Extracted data entries:
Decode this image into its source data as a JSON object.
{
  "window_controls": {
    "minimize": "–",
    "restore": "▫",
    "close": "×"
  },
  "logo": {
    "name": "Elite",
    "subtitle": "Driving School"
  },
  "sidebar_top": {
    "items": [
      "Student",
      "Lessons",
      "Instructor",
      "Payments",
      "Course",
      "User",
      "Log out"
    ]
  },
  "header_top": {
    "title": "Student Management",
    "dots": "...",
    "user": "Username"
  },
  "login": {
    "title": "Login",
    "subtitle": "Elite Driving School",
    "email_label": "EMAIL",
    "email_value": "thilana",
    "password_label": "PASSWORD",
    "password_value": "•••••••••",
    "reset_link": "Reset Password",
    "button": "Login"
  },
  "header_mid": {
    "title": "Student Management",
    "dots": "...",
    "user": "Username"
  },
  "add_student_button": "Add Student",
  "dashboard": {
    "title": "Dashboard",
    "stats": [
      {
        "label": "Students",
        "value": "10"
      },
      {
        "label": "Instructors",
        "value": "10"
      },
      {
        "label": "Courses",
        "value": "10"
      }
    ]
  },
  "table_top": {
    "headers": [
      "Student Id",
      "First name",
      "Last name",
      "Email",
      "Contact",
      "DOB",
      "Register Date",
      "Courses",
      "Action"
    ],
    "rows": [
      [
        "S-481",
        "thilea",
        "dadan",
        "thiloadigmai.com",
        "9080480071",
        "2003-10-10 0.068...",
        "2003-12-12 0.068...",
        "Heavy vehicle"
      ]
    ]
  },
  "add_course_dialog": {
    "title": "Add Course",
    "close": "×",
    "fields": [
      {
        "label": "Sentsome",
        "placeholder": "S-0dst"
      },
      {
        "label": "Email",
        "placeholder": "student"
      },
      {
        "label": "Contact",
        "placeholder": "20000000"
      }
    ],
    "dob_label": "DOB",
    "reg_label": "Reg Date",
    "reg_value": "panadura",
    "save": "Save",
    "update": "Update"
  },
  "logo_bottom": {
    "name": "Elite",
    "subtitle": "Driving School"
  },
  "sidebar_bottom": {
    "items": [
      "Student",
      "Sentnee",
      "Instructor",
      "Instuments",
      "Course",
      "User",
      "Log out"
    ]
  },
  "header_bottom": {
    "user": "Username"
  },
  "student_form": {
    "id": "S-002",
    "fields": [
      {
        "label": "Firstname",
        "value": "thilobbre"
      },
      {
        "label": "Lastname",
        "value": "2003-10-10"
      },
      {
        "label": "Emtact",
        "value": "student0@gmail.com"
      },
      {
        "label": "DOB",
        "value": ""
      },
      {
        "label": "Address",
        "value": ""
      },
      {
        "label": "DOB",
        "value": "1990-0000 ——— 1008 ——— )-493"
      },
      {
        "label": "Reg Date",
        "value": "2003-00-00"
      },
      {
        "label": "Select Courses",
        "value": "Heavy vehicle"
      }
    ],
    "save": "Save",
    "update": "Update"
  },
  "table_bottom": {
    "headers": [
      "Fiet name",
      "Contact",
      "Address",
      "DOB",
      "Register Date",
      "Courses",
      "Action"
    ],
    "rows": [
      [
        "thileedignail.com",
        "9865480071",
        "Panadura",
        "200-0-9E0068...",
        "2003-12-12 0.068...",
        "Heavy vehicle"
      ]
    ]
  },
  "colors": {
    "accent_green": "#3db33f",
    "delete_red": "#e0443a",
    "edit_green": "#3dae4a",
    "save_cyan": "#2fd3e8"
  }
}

WRITTEN INSTRUCTION |
Output an exact copy of each record.

COMPLETE ANSWER |
Decode this image into its source data as a JSON object.
{
  "window_controls": {
    "minimize": "–",
    "restore": "▫",
    "close": "×"
  },
  "logo": {
    "name": "Elite",
    "subtitle": "Driving School"
  },
  "sidebar_top": {
    "items": [
      "Student",
      "Lessons",
      "Instructor",
      "Payments",
      "Course",
      "User",
      "Log out"
    ]
  },
  "header_top": {
    "title": "Student Management",
    "dots": "...",
    "user": "Username"
  },
  "login": {
    "title": "Login",
    "subtitle": "Elite Driving School",
    "email_label": "EMAIL",
    "email_value": "thilana",
    "password_label": "PASSWORD",
    "password_value": "•••••••••",
    "reset_link": "Reset Password",
    "button": "Login"
  },
  "header_mid": {
    "title": "Student Management",
    "dots": "...",
    "user": "Username"
  },
  "add_student_button": "Add Student",
  "dashboard": {
    "title": "Dashboard",
    "stats": [
      {
        "label": "Students",
        "value": "10"
      },
      {
        "label": "Instructors",
        "value": "10"
      },
      {
        "label": "Courses",
        "value": "10"
      }
    ]
  },
  "table_top": {
    "headers": [
      "Student Id",
      "First name",
      "Last name",
      "Email",
      "Contact",
      "DOB",
      "Register Date",
      "Courses",
      "Action"
    ],
    "rows": [
      [
        "S-481",
        "thilea",
        "dadan",
        "thiloadigmai.com",
        "9080480071",
        "2003-10-10 0.068...",
        "2003-12-12 0.068...",
        "Heavy vehicle"
      ]
    ]
  },
  "add_course_dialog": {
    "title": "Add Course",
    "close": "×",
    "fields": [
      {
        "label": "Sentsome",
        "placeholder": "S-0dst"
      },
      {
        "label": "Email",
        "placeholder": "student"
      },
      {
        "label": "Contact",
        "placeholder": "20000000"
      }
    ],
    "dob_label": "DOB",
    "reg_label": "Reg Date",
    "reg_value": "panadura",
    "save": "Save",
    "update": "Update"
  },
  "logo_bottom": {
    "name": "Elite",
    "subtitle": "Driving School"
  },
  "sidebar_bottom": {
    "items": [
      "Student",
      "Sentnee",
      "Instructor",
      "Instuments",
      "Course",
      "User",
      "Log out"
    ]
  },
  "header_bottom": {
    "user": "Username"
  },
  "student_form": {
    "id": "S-002",
    "fields": [
      {
        "label": "Firstname",
        "value": "thilobbre"
      },
      {
        "label": "Lastname",
        "value": "2003-10-10"
      },
      {
        "label": "Emtact",
        "value": "student0@gmail.com"
      },
      {
        "label": "DOB",
        "value": ""
      },
      {
        "label": "Address",
        "value": ""
      },
      {
        "label": "DOB",
        "value": "1990-0000 ——— 1008 ——— )-493"
      },
      {
        "label": "Reg Date",
        "value": "2003-00-00"
      },
      {
        "label": "Select Courses",
        "value": "Heavy vehicle"
      }
    ],
    "save": "Save",
    "update": "Update"
  },
  "table_bottom": {
    "headers": [
      "Fiet name",
      "Contact",
      "Address",
      "DOB",
      "Register Date",
      "Courses",
      "Action"
    ],
    "rows": [
      [
        "thileedignail.com",
        "9865480071",
        "Panadura",
        "200-0-9E0068...",
        "2003-12-12 0.068...",
        "Heavy vehicle"
      ]
    ]
  },
  "colors": {
    "accent_green": "#3db33f",
    "delete_red": "#e0443a",
    "edit_green": "#3dae4a",
    "save_cyan": "#2fd3e8"
  }
}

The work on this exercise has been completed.